Stored data
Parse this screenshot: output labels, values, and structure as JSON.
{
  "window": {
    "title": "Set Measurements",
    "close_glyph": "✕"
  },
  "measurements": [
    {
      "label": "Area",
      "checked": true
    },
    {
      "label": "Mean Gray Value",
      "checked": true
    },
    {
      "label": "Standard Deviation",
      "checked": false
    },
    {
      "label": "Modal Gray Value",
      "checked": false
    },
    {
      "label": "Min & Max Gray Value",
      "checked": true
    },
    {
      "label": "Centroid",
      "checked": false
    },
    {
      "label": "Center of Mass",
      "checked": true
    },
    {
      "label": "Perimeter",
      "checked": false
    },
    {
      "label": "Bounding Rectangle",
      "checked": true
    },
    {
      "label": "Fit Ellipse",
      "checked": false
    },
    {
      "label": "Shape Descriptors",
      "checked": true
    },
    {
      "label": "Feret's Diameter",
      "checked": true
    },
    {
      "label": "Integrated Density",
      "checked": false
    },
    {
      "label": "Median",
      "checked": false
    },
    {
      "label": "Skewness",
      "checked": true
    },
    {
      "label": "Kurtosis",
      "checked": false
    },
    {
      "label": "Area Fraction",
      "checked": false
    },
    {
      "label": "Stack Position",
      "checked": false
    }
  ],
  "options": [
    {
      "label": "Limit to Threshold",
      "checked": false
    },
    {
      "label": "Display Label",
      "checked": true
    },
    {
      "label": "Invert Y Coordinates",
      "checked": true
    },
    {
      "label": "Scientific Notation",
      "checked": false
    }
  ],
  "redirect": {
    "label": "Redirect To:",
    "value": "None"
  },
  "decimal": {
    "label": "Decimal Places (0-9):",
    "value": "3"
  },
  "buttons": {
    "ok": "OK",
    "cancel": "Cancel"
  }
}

> **YOUR OBJECTIVE**
Return all lines containing the word "Gray".

> **ANSWER IN FULL**
      "label": "Mean Gray Value",
      "label": "Modal Gray Value",
      "label": "Min & Max Gray Value",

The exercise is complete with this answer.